-- begin Supplied data --
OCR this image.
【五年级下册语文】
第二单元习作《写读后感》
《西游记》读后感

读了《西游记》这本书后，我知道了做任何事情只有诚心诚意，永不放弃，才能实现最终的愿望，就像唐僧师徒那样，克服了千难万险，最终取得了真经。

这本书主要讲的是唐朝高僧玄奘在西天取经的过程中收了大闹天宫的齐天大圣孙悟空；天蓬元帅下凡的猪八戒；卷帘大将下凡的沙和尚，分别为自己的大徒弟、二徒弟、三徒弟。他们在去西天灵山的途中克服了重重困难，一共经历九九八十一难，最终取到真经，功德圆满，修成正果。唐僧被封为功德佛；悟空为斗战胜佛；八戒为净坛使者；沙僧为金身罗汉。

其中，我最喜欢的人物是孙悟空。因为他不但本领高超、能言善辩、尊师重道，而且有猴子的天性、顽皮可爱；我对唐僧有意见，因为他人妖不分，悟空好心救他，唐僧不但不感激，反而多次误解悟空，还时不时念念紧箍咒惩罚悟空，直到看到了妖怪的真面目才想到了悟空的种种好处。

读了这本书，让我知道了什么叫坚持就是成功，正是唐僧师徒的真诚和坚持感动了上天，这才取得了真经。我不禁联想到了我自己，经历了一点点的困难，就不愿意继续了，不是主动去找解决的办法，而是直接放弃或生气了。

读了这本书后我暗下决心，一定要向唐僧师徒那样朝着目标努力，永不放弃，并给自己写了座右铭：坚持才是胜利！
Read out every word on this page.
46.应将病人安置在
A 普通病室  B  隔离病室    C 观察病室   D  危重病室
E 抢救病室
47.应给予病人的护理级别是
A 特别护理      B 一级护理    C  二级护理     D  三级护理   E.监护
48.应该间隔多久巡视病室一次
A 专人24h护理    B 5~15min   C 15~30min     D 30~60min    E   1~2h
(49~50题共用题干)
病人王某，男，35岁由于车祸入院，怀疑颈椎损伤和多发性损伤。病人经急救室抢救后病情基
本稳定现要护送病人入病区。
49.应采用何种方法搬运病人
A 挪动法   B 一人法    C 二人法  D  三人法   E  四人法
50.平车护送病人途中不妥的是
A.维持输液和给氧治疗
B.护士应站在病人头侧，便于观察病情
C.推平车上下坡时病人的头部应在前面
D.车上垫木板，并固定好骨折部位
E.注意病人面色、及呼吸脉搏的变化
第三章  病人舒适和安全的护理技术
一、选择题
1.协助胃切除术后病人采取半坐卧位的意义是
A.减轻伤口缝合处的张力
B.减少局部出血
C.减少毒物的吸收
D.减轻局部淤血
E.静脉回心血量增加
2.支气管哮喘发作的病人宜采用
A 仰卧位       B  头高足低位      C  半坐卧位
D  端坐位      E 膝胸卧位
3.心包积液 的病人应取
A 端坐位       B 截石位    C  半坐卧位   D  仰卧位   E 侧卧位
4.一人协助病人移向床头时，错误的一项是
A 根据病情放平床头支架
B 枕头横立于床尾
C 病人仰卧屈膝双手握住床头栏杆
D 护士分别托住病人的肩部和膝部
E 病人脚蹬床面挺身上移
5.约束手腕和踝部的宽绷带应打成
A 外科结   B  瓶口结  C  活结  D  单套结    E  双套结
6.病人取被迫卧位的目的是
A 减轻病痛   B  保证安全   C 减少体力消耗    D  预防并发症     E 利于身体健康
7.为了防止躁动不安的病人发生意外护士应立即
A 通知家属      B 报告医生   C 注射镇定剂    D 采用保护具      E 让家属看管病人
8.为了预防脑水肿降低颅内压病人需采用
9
-- end Supplied data --
* _Problem_: In the material above, find the lines that contain "永不放弃" and show them.

* _The result_:
读了《西游记》这本书后，我知道了做任何事情只有诚心诚意，永不放弃，才能实现最终的愿望，就像唐僧师徒那样，克服了千难万险，最终取得了真经。
读了这本书后我暗下决心，一定要向唐僧师徒那样朝着目标努力，永不放弃，并给自己写了座右铭：坚持才是胜利！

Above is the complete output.